--- Begin Entries ---

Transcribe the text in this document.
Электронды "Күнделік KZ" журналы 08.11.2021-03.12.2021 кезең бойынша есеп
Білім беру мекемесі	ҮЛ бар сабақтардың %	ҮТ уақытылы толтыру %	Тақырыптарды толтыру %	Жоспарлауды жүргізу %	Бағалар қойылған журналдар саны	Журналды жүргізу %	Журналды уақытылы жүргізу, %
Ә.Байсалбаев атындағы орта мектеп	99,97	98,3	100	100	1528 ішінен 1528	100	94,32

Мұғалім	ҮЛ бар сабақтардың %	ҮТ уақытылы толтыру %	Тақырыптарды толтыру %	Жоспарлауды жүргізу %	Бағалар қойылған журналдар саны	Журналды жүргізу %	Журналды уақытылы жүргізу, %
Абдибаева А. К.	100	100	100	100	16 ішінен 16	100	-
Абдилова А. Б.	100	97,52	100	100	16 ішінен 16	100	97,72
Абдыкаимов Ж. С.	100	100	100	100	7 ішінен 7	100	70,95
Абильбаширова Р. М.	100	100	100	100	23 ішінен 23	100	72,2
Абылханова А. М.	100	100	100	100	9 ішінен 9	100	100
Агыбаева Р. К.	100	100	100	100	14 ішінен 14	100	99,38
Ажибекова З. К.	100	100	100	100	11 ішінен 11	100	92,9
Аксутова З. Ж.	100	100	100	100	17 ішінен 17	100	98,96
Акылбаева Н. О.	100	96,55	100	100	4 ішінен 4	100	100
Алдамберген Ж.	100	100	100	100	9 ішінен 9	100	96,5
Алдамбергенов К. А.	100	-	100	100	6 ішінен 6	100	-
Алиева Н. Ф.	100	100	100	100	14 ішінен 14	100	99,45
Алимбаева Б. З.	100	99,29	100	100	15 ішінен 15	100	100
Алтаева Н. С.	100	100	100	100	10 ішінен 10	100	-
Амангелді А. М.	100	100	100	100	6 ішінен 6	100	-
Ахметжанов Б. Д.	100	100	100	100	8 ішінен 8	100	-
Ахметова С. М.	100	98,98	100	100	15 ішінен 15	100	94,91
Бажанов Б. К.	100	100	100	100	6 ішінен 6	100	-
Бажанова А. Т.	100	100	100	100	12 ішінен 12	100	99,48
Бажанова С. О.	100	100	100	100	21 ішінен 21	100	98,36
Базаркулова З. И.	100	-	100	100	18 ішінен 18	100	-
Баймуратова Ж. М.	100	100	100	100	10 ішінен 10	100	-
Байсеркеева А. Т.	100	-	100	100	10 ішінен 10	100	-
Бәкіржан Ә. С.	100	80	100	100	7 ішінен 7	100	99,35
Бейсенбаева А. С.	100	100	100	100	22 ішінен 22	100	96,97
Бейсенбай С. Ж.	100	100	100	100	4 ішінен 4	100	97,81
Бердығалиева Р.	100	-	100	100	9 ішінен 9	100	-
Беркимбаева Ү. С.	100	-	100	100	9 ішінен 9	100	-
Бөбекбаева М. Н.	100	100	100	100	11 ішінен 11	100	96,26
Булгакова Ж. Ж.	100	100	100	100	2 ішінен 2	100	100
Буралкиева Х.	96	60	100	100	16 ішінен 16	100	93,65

--- End Entries ---
--- Begin Entries ---

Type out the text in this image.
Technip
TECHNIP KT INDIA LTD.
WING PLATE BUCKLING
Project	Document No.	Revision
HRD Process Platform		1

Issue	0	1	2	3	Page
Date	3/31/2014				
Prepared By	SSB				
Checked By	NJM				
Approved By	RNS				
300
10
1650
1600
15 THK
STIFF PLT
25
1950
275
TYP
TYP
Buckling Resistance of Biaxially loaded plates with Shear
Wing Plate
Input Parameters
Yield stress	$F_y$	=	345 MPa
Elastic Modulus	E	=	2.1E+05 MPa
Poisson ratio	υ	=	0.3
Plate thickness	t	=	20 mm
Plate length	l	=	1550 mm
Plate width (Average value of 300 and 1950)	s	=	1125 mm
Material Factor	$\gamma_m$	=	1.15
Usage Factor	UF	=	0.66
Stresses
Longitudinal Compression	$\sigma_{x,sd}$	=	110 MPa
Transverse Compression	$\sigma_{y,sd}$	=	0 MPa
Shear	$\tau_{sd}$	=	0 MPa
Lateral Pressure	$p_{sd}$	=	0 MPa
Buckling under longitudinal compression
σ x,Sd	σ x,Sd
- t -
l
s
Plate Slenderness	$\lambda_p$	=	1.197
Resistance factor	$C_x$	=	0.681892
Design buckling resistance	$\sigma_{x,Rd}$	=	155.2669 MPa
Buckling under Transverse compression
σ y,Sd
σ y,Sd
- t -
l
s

--- End Entries ---
--- Begin Entries ---

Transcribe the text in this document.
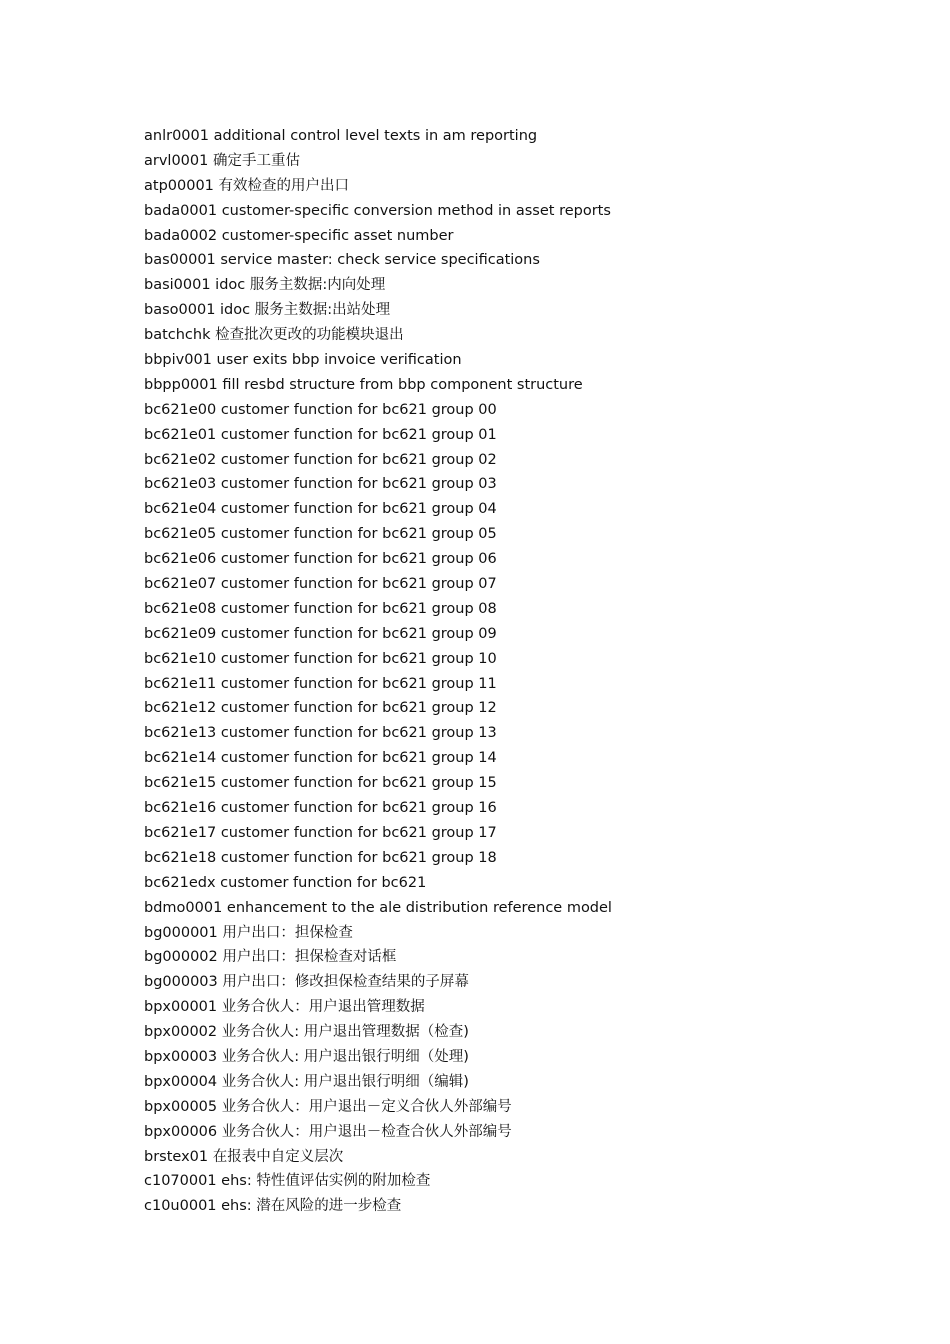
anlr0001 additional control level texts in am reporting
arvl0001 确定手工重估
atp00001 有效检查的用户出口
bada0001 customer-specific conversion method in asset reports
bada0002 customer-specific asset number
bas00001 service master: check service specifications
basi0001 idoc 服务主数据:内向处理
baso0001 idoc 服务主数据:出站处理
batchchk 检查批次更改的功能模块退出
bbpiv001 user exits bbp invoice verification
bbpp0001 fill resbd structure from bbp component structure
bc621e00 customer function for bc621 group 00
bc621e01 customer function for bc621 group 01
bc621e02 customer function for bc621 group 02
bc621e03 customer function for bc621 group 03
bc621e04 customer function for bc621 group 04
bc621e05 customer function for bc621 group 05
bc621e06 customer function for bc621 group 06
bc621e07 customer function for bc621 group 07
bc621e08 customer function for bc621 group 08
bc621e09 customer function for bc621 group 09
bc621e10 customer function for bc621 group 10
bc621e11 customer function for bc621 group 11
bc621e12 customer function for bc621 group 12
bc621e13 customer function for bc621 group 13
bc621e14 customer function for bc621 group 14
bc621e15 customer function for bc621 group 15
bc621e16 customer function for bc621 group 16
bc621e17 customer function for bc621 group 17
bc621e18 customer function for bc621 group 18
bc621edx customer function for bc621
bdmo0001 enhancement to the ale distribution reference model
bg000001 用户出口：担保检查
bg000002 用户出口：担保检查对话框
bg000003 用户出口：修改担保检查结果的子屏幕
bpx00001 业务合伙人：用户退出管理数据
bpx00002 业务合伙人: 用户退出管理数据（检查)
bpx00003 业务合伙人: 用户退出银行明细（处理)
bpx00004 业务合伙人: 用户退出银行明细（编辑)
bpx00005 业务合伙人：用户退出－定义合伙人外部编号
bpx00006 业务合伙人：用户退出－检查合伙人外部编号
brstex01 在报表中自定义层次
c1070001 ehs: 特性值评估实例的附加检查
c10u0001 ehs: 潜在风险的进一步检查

--- End Entries ---

■ **Task details**
Search the listing for the string "用户退出管理数据". Copy each line where it turns up.

■ **Exercise response**
bpx00001 业务合伙人：用户退出管理数据
bpx00002 业务合伙人: 用户退出管理数据（检查)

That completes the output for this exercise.